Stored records

++++++

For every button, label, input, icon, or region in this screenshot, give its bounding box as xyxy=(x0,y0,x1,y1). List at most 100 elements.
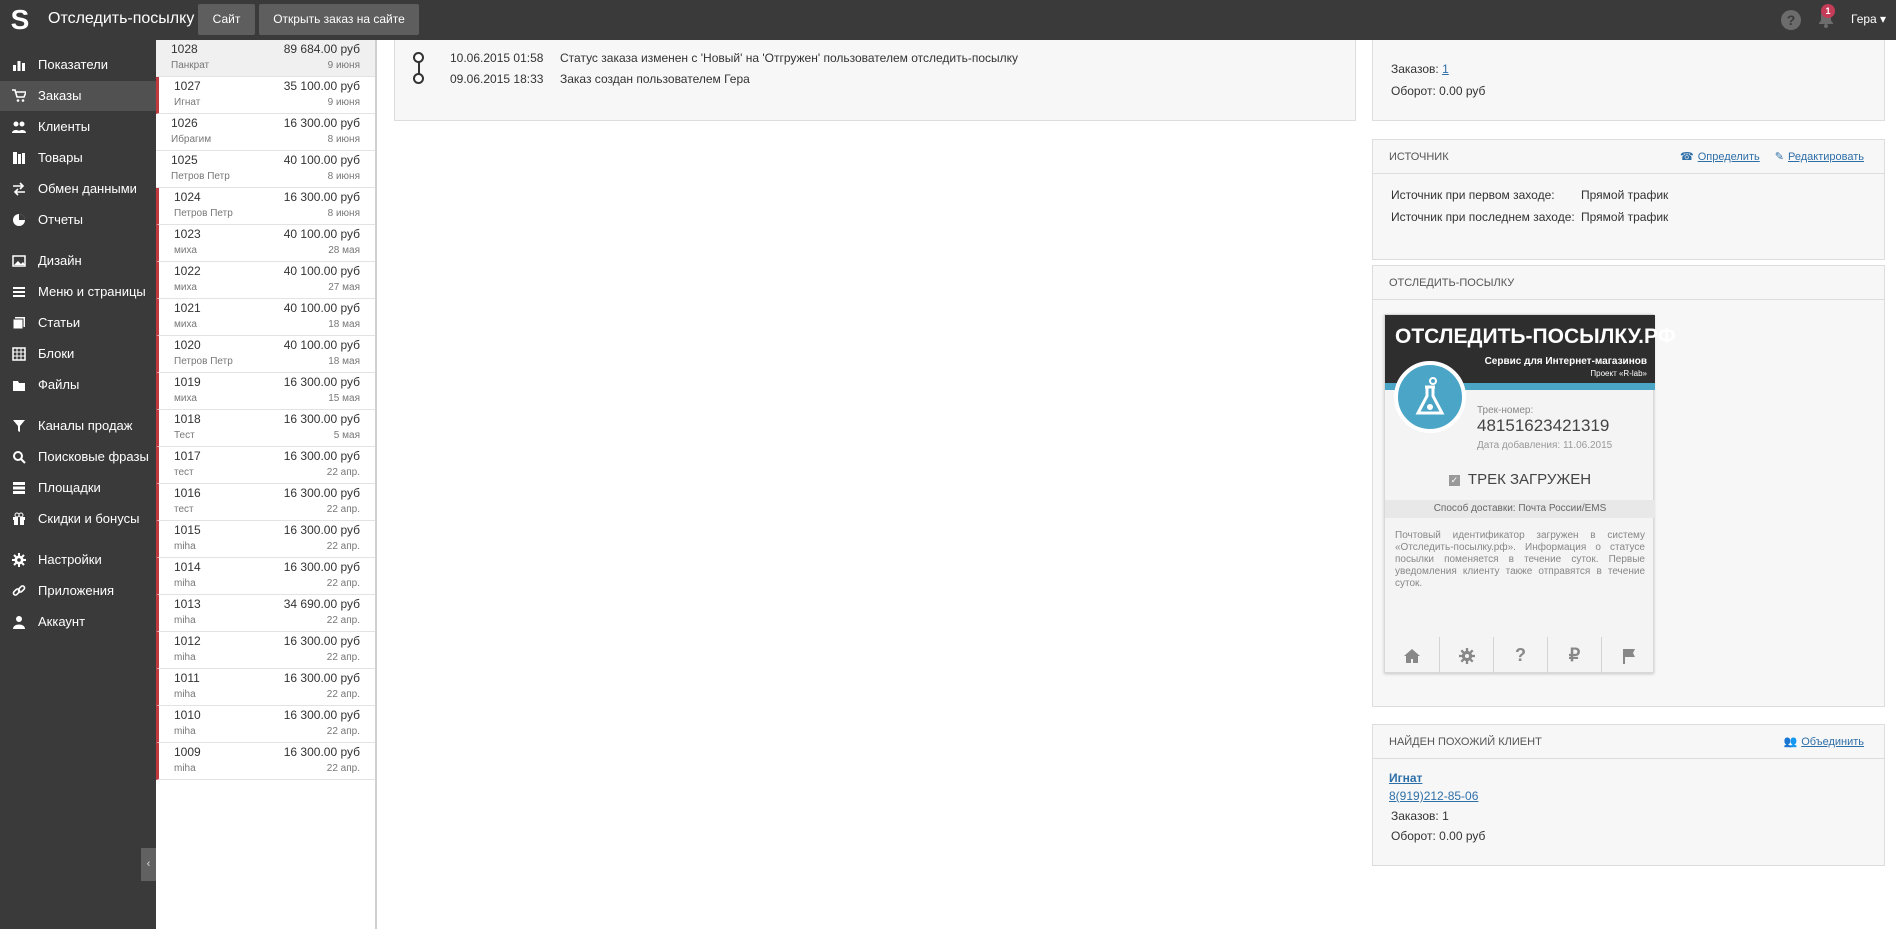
order-row[interactable]: 1026 16 300.00 руб Ибрагим 8 июня xyxy=(156,114,375,151)
nav-label: Скидки и бонусы xyxy=(38,511,140,526)
order-customer: miha xyxy=(174,689,196,700)
nav-clients[interactable]: Клиенты xyxy=(0,112,156,142)
order-customer: миха xyxy=(174,393,197,404)
timeline-dot xyxy=(413,73,424,84)
order-row[interactable]: 1018 16 300.00 руб Тест 5 мая xyxy=(156,410,375,447)
nav-platforms[interactable]: Площадки xyxy=(0,473,156,503)
checkbox-icon: ✓ xyxy=(1448,475,1460,486)
order-row[interactable]: 1023 40 100.00 руб миха 28 мая xyxy=(156,225,375,262)
widget-tabs: ? ₽ xyxy=(1385,637,1655,674)
order-date: 8 июня xyxy=(327,208,360,219)
order-row[interactable]: 1022 40 100.00 руб миха 27 мая xyxy=(156,262,375,299)
nav-reports[interactable]: Отчеты xyxy=(0,205,156,235)
nav-products[interactable]: Товары xyxy=(0,143,156,173)
source-panel: Источник ☎ Определить ✎ Редактировать Исто… xyxy=(1372,139,1885,260)
order-row[interactable]: 1010 16 300.00 руб miha 22 апр. xyxy=(156,706,375,743)
nav-blocks[interactable]: Блоки xyxy=(0,339,156,369)
pencil-icon: ✎ xyxy=(1774,151,1784,163)
order-row[interactable]: 1028 89 684.00 руб Панкрат 9 июня xyxy=(156,40,375,77)
order-row[interactable]: 1012 16 300.00 руб miha 22 апр. xyxy=(156,632,375,669)
order-row[interactable]: 1011 16 300.00 руб miha 22 апр. xyxy=(156,669,375,706)
order-customer: миха xyxy=(174,245,197,256)
gear-icon[interactable] xyxy=(1439,637,1493,674)
order-row[interactable]: 1014 16 300.00 руб miha 22 апр. xyxy=(156,558,375,595)
order-customer: Ибрагим xyxy=(171,134,212,145)
order-row[interactable]: 1017 16 300.00 руб тест 22 апр. xyxy=(156,447,375,484)
help-icon[interactable]: ? xyxy=(1493,637,1547,674)
merge-link[interactable]: Объединить xyxy=(1801,736,1864,748)
nav-search-phrases[interactable]: Поисковые фразы xyxy=(0,442,156,472)
orders-count-link[interactable]: 1 xyxy=(1442,62,1449,76)
order-row[interactable]: 1027 35 100.00 руб Игнат 9 июня xyxy=(156,77,375,114)
nav-dashboard[interactable]: Показатели xyxy=(0,50,156,80)
track-status: ✓ ТРЕК ЗАГРУЖЕН xyxy=(1385,471,1655,488)
open-order-on-site-button[interactable]: Открыть заказ на сайте xyxy=(259,4,419,35)
order-row[interactable]: 1013 34 690.00 руб miha 22 апр. xyxy=(156,595,375,632)
order-date: 22 апр. xyxy=(326,541,360,552)
order-number: 1027 xyxy=(174,79,201,93)
order-row[interactable]: 1021 40 100.00 руб миха 18 мая xyxy=(156,299,375,336)
nav-orders[interactable]: Заказы xyxy=(0,81,156,111)
nav-data-exchange[interactable]: Обмен данными xyxy=(0,174,156,204)
nav-sales-channels[interactable]: Каналы продаж xyxy=(0,411,156,441)
order-number: 1023 xyxy=(174,227,201,241)
client-name-link[interactable]: Игнат xyxy=(1389,771,1422,785)
similar-orders: Заказов: 1 xyxy=(1391,809,1449,823)
exchange-icon xyxy=(12,182,26,196)
home-icon[interactable] xyxy=(1385,637,1439,674)
flag-icon[interactable] xyxy=(1601,637,1655,674)
person-icon xyxy=(12,615,26,629)
order-sum: 16 300.00 руб xyxy=(283,745,360,759)
order-date: 22 апр. xyxy=(326,726,360,737)
nav-design[interactable]: Дизайн xyxy=(0,246,156,276)
orders-label: Заказов: xyxy=(1391,809,1439,823)
order-number: 1009 xyxy=(174,745,201,759)
nav-account[interactable]: Аккаунт xyxy=(0,607,156,637)
nav-apps[interactable]: Приложения xyxy=(0,576,156,606)
history-text: Статус заказа изменен с 'Новый' на 'Отгр… xyxy=(560,51,1019,65)
order-row[interactable]: 1016 16 300.00 руб тест 22 апр. xyxy=(156,484,375,521)
edit-link[interactable]: Редактировать xyxy=(1788,151,1864,163)
order-row[interactable]: 1025 40 100.00 руб Петров Петр 8 июня xyxy=(156,151,375,188)
ruble-icon[interactable]: ₽ xyxy=(1547,637,1601,674)
order-date: 22 апр. xyxy=(326,615,360,626)
nav-label: Каналы продаж xyxy=(38,418,133,433)
order-row[interactable]: 1019 16 300.00 руб миха 15 мая xyxy=(156,373,375,410)
nav-articles[interactable]: Статьи xyxy=(0,308,156,338)
site-button[interactable]: Сайт xyxy=(198,4,255,35)
history-date: 10.06.2015 01:58 xyxy=(450,51,544,65)
client-phone-link[interactable]: 8(919)212-85-06 xyxy=(1389,789,1478,803)
order-row[interactable]: 1009 16 300.00 руб miha 22 апр. xyxy=(156,743,375,780)
order-customer: Петров Петр xyxy=(174,208,233,219)
nav-settings[interactable]: Настройки xyxy=(0,545,156,575)
order-row[interactable]: 1020 40 100.00 руб Петров Петр 18 мая xyxy=(156,336,375,373)
nav-files[interactable]: Файлы xyxy=(0,370,156,400)
order-number: 1016 xyxy=(174,486,201,500)
nav-menu-pages[interactable]: Меню и страницы xyxy=(0,277,156,307)
order-date: 27 мая xyxy=(328,282,360,293)
order-number: 1011 xyxy=(174,671,200,685)
order-sum: 16 300.00 руб xyxy=(283,412,360,426)
detect-link[interactable]: Определить xyxy=(1698,151,1760,163)
order-row[interactable]: 1015 16 300.00 руб miha 22 апр. xyxy=(156,521,375,558)
sidebar-collapse-button[interactable]: ‹ xyxy=(141,848,156,881)
gift-icon xyxy=(12,512,26,526)
app-title: Отследить-посылку xyxy=(48,10,195,27)
order-customer: miha xyxy=(174,763,196,774)
panel-actions: ☎ Определить ✎ Редактировать xyxy=(1680,140,1864,174)
grid-icon xyxy=(12,347,26,361)
nav-discounts[interactable]: Скидки и бонусы xyxy=(0,504,156,534)
help-icon[interactable]: ? xyxy=(1781,10,1801,30)
order-date: 9 июня xyxy=(327,97,360,108)
order-customer: Панкрат xyxy=(171,60,210,71)
app-logo[interactable]: S xyxy=(8,6,32,34)
order-row[interactable]: 1024 16 300.00 руб Петров Петр 8 июня xyxy=(156,188,375,225)
turnover-label: Оборот: xyxy=(1391,829,1436,843)
list-icon xyxy=(12,285,26,299)
order-number: 1025 xyxy=(171,153,198,167)
order-number: 1017 xyxy=(174,449,201,463)
panel-title: Найден похожий клиент xyxy=(1389,736,1542,748)
order-date: 15 мая xyxy=(328,393,360,404)
widget-brand: ОТСЛЕДИТЬ-ПОСЫЛКУ.РФ xyxy=(1395,325,1676,348)
user-menu[interactable]: Гера ▾ xyxy=(1851,12,1886,26)
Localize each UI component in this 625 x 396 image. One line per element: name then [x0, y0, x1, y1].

++++++

Your goal:
Format the entries between the lines holding "order-row[interactable]: 1026 16" and "timeline-dot xyxy=(413,73,424,84)", inclusive, as a Markdown table with the columns Row and Entry. Number each row and leave out any blank lines.

Answer to this problem:
| Row | Entry |
|---|---|
| 1 | order-row[interactable]: 1026 16 300.00 руб Ибрагим 8 июня xyxy=(156,114,375,151) |
| 2 | nav-label: Скидки и бонусы xyxy=(38,511,140,526) |
| 3 | order-customer: miha xyxy=(174,689,196,700) |
| 4 | nav-clients[interactable]: Клиенты xyxy=(0,112,156,142) |
| 5 | order-customer: миха xyxy=(174,393,197,404) |
| 6 | timeline-dot xyxy=(413,73,424,84) |